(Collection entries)

——

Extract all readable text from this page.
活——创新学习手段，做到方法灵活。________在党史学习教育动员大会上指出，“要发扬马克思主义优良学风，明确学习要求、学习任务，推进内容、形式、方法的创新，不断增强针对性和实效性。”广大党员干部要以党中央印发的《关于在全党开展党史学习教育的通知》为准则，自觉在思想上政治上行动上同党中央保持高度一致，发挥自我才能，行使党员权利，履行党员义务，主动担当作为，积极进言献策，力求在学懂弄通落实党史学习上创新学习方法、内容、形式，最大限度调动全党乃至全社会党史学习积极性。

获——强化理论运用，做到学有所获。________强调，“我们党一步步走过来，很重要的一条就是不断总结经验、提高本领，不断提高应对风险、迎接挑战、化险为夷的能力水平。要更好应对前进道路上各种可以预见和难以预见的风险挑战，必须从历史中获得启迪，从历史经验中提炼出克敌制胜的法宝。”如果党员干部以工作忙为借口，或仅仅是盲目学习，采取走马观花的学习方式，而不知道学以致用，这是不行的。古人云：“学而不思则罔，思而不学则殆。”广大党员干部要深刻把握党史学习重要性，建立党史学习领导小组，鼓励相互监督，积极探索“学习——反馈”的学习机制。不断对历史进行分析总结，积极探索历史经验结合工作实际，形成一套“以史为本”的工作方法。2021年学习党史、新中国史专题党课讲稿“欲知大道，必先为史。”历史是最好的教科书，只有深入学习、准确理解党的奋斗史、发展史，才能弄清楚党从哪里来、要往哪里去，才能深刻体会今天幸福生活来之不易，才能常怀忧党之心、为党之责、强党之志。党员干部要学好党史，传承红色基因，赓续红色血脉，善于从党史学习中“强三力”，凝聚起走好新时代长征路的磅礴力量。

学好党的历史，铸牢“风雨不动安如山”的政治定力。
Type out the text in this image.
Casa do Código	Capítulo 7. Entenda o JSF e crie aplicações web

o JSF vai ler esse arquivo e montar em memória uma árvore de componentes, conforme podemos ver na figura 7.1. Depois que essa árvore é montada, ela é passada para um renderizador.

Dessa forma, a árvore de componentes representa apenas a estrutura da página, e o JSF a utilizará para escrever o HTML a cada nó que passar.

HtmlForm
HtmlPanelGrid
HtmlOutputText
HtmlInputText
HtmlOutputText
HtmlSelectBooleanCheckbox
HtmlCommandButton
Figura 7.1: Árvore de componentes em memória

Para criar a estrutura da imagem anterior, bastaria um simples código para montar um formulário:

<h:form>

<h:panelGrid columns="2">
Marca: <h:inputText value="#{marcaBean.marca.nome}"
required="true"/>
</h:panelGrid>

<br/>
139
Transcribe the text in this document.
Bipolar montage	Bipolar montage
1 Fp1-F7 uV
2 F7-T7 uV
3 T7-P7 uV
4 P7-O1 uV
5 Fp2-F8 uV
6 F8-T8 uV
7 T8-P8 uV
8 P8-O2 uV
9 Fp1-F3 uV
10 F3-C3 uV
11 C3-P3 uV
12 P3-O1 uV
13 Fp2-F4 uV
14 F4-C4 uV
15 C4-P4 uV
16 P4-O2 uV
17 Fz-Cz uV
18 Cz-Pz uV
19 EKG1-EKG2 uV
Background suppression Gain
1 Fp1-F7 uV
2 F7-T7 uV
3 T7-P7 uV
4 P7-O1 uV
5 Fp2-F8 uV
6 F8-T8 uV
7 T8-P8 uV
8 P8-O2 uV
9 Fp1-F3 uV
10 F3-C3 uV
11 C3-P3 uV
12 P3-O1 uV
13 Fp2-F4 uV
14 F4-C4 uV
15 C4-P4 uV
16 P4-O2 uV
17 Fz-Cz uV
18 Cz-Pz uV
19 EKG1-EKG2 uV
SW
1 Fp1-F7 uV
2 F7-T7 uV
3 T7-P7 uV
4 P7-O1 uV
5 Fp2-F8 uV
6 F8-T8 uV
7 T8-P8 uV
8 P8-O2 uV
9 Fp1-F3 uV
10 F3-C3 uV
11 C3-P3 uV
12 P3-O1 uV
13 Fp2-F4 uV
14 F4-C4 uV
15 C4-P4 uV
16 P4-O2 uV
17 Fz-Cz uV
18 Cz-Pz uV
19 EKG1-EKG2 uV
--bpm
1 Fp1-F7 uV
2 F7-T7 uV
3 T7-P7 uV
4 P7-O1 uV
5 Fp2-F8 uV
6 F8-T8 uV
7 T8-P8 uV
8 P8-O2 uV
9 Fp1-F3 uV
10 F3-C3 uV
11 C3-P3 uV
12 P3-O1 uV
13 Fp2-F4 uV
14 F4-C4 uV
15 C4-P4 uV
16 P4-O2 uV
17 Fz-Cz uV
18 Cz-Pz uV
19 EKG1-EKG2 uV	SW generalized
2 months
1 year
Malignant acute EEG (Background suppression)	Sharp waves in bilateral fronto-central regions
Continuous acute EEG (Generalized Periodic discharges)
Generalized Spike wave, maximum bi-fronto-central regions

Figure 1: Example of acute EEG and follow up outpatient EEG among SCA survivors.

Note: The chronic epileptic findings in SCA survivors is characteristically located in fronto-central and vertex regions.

——

§ YOUR OBJECTIVE
Copy each line from the records above that includes the string "suppression".

§ WRITTEN RESPONSE
Background suppression Gain
Malignant acute EEG (Background suppression)	Sharp waves in bilateral fronto-central regions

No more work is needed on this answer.